Extract all data as written.

>> BEGIN EXTRACTED INFORMATION

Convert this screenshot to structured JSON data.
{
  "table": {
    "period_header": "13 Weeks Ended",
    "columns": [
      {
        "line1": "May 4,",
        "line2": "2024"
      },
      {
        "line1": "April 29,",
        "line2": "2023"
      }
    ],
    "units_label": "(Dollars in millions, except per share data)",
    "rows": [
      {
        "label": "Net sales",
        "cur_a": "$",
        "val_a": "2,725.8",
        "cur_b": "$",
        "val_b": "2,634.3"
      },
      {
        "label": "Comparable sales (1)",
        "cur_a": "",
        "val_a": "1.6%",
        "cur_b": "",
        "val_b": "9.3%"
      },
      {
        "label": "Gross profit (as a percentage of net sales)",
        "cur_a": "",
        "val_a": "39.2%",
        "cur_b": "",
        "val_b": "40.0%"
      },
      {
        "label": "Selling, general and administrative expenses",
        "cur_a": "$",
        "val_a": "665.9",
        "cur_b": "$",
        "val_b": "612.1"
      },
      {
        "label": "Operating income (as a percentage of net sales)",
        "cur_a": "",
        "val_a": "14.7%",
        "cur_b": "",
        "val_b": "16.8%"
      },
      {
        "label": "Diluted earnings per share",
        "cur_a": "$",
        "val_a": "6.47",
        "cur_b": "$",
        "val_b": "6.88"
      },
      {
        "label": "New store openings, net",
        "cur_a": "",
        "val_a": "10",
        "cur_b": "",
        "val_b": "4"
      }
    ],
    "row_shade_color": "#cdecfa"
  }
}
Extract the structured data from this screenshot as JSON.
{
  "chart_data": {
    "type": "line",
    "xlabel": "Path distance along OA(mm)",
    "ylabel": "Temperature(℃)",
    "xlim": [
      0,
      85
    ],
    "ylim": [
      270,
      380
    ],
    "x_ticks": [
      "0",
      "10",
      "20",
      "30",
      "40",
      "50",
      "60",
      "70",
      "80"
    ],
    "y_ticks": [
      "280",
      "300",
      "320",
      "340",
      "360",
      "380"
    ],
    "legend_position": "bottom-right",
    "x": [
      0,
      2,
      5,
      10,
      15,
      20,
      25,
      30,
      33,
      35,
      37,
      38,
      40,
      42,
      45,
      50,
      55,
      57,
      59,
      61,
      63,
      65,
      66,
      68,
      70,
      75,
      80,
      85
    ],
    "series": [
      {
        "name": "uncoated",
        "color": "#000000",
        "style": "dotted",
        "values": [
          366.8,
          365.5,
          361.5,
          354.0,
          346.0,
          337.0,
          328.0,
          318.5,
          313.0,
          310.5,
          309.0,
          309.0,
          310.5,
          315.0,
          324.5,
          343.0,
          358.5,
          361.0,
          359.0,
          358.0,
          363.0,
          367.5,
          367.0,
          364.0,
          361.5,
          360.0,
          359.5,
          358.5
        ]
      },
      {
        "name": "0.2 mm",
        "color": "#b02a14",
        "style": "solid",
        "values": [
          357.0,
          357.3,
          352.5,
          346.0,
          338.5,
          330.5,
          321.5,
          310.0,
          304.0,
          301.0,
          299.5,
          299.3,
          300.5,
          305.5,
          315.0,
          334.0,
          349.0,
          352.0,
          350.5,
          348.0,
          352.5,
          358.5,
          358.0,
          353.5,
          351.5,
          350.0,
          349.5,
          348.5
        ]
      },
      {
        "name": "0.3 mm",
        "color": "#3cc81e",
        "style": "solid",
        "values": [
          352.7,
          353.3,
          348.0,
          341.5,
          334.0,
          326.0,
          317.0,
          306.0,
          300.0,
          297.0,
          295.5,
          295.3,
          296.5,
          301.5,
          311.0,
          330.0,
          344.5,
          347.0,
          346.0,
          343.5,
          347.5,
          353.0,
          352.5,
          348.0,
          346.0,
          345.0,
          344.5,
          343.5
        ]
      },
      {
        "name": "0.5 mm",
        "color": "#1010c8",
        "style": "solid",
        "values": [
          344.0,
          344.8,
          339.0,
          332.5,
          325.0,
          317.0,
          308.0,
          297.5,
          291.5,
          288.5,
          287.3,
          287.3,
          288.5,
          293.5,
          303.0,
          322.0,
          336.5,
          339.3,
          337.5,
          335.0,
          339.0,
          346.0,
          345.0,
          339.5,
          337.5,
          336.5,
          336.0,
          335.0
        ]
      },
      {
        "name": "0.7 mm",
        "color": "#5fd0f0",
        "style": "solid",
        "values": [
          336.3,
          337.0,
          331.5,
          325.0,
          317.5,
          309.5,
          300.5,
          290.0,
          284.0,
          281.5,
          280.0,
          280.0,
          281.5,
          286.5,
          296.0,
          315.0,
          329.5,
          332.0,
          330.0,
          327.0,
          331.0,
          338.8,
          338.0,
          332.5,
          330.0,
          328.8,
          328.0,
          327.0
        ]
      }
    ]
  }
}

>> END EXTRACTED INFORMATION

WRITTEN ANSWER:
Convert this screenshot to structured JSON data.
{
  "table": {
    "period_header": "13 Weeks Ended",
    "columns": [
      {
        "line1": "May 4,",
        "line2": "2024"
      },
      {
        "line1": "April 29,",
        "line2": "2023"
      }
    ],
    "units_label": "(Dollars in millions, except per share data)",
    "rows": [
      {
        "label": "Net sales",
        "cur_a": "$",
        "val_a": "2,725.8",
        "cur_b": "$",
        "val_b": "2,634.3"
      },
      {
        "label": "Comparable sales (1)",
        "cur_a": "",
        "val_a": "1.6%",
        "cur_b": "",
        "val_b": "9.3%"
      },
      {
        "label": "Gross profit (as a percentage of net sales)",
        "cur_a": "",
        "val_a": "39.2%",
        "cur_b": "",
        "val_b": "40.0%"
      },
      {
        "label": "Selling, general and administrative expenses",
        "cur_a": "$",
        "val_a": "665.9",
        "cur_b": "$",
        "val_b": "612.1"
      },
      {
        "label": "Operating income (as a percentage of net sales)",
        "cur_a": "",
        "val_a": "14.7%",
        "cur_b": "",
        "val_b": "16.8%"
      },
      {
        "label": "Diluted earnings per share",
        "cur_a": "$",
        "val_a": "6.47",
        "cur_b": "$",
        "val_b": "6.88"
      },
      {
        "label": "New store openings, net",
        "cur_a": "",
        "val_a": "10",
        "cur_b": "",
        "val_b": "4"
      }
    ],
    "row_shade_color": "#cdecfa"
  }
}
Extract the structured data from this screenshot as JSON.
{
  "chart_data": {
    "type": "line",
    "xlabel": "Path distance along OA(mm)",
    "ylabel": "Temperature(℃)",
    "xlim": [
      0,
      85
    ],
    "ylim": [
      270,
      380
    ],
    "x_ticks": [
      "0",
      "10",
      "20",
      "30",
      "40",
      "50",
      "60",
      "70",
      "80"
    ],
    "y_ticks": [
      "280",
      "300",
      "320",
      "340",
      "360",
      "380"
    ],
    "legend_position": "bottom-right",
    "x": [
      0,
      2,
      5,
      10,
      15,
      20,
      25,
      30,
      33,
      35,
      37,
      38,
      40,
      42,
      45,
      50,
      55,
      57,
      59,
      61,
      63,
      65,
      66,
      68,
      70,
      75,
      80,
      85
    ],
    "series": [
      {
        "name": "uncoated",
        "color": "#000000",
        "style": "dotted",
        "values": [
          366.8,
          365.5,
          361.5,
          354.0,
          346.0,
          337.0,
          328.0,
          318.5,
          313.0,
          310.5,
          309.0,
          309.0,
          310.5,
          315.0,
          324.5,
          343.0,
          358.5,
          361.0,
          359.0,
          358.0,
          363.0,
          367.5,
          367.0,
          364.0,
          361.5,
          360.0,
          359.5,
          358.5
        ]
      },
      {
        "name": "0.2 mm",
        "color": "#b02a14",
        "style": "solid",
        "values": [
          357.0,
          357.3,
          352.5,
          346.0,
          338.5,
          330.5,
          321.5,
          310.0,
          304.0,
          301.0,
          299.5,
          299.3,
          300.5,
          305.5,
          315.0,
          334.0,
          349.0,
          352.0,
          350.5,
          348.0,
          352.5,
          358.5,
          358.0,
          353.5,
          351.5,
          350.0,
          349.5,
          348.5
        ]
      },
      {
        "name": "0.3 mm",
        "color": "#3cc81e",
        "style": "solid",
        "values": [
          352.7,
          353.3,
          348.0,
          341.5,
          334.0,
          326.0,
          317.0,
          306.0,
          300.0,
          297.0,
          295.5,
          295.3,
          296.5,
          301.5,
          311.0,
          330.0,
          344.5,
          347.0,
          346.0,
          343.5,
          347.5,
          353.0,
          352.5,
          348.0,
          346.0,
          345.0,
          344.5,
          343.5
        ]
      },
      {
        "name": "0.5 mm",
        "color": "#1010c8",
        "style": "solid",
        "values": [
          344.0,
          344.8,
          339.0,
          332.5,
          325.0,
          317.0,
          308.0,
          297.5,
          291.5,
          288.5,
          287.3,
          287.3,
          288.5,
          293.5,
          303.0,
          322.0,
          336.5,
          339.3,
          337.5,
          335.0,
          339.0,
          346.0,
          345.0,
          339.5,
          337.5,
          336.5,
          336.0,
          335.0
        ]
      },
      {
        "name": "0.7 mm",
        "color": "#5fd0f0",
        "style": "solid",
        "values": [
          336.3,
          337.0,
          331.5,
          325.0,
          317.5,
          309.5,
          300.5,
          290.0,
          284.0,
          281.5,
          280.0,
          280.0,
          281.5,
          286.5,
          296.0,
          315.0,
          329.5,
          332.0,
          330.0,
          327.0,
          331.0,
          338.8,
          338.0,
          332.5,
          330.0,
          328.8,
          328.0,
          327.0
        ]
      }
    ]
  }
}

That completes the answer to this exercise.